§ Saved entries
[Start]

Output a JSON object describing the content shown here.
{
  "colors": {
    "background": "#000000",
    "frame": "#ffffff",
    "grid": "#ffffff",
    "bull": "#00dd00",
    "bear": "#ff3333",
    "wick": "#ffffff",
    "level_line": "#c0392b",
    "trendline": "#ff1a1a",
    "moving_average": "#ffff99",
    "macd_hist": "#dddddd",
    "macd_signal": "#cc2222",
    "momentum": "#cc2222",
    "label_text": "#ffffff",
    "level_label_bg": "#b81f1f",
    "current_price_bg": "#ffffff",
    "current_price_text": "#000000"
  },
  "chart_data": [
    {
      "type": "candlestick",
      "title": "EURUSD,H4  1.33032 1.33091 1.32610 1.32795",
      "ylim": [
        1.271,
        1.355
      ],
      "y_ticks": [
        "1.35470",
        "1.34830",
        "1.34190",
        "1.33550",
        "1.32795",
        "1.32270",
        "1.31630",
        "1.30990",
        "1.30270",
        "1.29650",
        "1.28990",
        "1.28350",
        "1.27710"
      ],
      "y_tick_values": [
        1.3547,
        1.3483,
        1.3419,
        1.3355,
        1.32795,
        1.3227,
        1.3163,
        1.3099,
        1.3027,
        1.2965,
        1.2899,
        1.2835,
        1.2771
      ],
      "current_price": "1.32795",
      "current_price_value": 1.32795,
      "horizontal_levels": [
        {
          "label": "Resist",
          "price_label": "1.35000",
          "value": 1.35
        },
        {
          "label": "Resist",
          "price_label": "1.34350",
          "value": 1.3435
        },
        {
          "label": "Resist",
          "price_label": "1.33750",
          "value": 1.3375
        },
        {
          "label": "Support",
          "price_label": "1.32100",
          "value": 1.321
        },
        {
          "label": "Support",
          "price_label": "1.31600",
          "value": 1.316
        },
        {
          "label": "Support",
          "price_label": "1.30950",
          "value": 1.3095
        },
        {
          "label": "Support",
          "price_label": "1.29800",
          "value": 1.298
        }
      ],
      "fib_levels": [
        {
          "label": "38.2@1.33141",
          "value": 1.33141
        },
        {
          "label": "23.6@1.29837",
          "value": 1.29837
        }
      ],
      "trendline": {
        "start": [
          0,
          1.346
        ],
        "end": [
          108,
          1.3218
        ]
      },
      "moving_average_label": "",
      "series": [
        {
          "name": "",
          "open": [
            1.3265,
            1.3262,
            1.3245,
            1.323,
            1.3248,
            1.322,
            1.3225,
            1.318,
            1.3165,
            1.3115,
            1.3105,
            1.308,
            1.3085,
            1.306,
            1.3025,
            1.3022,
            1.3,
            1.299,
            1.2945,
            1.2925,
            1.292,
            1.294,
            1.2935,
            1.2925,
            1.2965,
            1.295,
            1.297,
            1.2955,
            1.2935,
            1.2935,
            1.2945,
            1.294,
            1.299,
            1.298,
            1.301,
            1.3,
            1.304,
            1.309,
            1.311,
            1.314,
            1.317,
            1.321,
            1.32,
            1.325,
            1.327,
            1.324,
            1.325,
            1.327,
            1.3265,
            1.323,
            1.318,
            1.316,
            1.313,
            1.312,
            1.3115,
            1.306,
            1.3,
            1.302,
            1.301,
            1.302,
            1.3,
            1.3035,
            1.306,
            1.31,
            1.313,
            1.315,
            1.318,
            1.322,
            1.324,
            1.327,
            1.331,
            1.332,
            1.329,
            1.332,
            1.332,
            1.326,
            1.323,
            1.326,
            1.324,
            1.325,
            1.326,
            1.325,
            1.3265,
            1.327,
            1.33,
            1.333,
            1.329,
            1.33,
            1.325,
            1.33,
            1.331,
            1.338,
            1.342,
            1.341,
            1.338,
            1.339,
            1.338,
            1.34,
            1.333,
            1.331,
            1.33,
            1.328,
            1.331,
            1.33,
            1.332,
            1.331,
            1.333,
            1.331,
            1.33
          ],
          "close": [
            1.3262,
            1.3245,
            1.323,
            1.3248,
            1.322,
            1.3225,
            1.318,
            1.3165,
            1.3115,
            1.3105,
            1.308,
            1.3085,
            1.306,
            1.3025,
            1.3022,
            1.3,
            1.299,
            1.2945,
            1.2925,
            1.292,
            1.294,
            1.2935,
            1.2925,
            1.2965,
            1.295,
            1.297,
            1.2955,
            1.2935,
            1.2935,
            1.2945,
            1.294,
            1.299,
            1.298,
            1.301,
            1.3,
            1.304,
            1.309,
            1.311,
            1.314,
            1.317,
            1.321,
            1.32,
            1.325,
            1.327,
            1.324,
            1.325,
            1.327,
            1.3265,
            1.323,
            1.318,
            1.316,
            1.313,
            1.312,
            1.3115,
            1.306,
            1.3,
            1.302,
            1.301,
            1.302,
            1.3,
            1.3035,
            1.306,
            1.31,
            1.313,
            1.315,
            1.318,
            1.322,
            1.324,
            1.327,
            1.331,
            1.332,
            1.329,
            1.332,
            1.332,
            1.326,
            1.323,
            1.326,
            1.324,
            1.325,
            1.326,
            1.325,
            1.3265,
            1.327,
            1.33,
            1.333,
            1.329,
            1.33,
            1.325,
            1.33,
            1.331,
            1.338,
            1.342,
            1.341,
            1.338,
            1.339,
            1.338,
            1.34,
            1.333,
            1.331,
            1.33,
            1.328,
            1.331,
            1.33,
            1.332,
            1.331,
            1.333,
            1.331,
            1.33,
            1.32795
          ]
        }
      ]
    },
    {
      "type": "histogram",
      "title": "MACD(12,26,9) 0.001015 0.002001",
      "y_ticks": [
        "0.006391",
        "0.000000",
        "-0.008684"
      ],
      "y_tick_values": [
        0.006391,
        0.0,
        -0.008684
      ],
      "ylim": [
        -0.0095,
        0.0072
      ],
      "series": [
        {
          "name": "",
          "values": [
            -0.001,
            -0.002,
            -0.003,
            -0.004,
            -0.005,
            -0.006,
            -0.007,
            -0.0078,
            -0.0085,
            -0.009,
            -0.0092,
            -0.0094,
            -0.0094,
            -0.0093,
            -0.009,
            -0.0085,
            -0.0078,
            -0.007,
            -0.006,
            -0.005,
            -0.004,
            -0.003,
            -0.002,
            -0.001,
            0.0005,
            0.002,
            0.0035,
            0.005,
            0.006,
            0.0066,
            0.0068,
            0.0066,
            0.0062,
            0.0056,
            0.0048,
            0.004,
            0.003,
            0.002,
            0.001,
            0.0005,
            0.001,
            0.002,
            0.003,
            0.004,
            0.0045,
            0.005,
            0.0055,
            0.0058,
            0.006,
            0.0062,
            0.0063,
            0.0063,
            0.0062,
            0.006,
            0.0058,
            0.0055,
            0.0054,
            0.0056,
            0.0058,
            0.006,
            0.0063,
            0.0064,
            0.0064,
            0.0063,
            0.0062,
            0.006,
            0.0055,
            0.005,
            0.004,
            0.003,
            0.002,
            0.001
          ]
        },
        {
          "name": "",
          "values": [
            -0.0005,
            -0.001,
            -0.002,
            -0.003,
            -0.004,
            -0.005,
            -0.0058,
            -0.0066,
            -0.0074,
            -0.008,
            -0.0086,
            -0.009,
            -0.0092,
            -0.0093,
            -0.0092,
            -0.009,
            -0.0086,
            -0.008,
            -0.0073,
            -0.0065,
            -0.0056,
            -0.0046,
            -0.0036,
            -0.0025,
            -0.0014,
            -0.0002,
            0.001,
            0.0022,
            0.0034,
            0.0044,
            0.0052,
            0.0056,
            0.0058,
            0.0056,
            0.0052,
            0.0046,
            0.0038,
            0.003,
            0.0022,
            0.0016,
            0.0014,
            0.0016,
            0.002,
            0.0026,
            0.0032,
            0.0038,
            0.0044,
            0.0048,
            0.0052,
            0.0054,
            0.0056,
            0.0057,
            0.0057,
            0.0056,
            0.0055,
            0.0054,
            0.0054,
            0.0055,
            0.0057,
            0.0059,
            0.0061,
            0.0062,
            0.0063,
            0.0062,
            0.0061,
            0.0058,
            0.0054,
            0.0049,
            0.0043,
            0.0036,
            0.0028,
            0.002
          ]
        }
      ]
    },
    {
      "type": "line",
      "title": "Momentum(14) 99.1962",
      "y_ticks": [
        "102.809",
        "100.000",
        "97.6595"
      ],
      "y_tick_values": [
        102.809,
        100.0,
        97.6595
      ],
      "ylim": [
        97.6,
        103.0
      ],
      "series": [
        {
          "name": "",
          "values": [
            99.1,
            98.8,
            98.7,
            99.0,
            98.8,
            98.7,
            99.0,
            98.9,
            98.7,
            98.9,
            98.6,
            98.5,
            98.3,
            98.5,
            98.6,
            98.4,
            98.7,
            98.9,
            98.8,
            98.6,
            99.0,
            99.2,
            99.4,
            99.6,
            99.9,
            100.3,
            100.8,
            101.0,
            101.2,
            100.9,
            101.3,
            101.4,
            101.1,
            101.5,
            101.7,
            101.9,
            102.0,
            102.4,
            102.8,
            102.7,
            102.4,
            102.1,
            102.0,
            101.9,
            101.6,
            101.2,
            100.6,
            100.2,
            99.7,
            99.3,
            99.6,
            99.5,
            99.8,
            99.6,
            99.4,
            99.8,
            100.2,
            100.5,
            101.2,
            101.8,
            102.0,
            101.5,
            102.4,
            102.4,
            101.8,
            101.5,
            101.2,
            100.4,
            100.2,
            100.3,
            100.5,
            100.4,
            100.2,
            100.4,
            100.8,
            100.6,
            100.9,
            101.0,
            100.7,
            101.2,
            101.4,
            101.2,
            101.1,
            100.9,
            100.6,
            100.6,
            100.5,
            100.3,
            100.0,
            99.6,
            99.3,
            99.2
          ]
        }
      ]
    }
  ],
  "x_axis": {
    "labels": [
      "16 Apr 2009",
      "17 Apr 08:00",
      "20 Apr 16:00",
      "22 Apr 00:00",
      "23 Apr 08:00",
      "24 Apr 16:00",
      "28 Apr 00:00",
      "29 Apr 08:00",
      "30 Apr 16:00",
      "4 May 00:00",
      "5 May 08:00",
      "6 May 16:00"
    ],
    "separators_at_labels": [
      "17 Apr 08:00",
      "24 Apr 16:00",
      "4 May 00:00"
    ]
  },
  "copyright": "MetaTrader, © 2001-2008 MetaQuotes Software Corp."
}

[End]

§ GIVEN EXERCISE
Count the lines of the material that include the word "ffffff", then report only the total.

§ OUTPUT FOR THIS EXERCISE
5